== DATA PROVIDED
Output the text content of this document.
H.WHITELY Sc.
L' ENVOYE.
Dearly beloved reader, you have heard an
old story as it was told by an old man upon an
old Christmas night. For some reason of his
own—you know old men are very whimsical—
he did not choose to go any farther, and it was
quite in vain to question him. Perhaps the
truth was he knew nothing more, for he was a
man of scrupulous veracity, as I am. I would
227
====
> **WHAT TO WORK ON**:
Retype the material in full, character for character.

> **ANSWER TO THE PROBLEM**:
Output the text content of this document.
H.WHITELY Sc.
L' ENVOYE.
Dearly beloved reader, you have heard an
old story as it was told by an old man upon an
old Christmas night. For some reason of his
own—you know old men are very whimsical—
he did not choose to go any farther, and it was
quite in vain to question him. Perhaps the
truth was he knew nothing more, for he was a
man of scrupulous veracity, as I am. I would
227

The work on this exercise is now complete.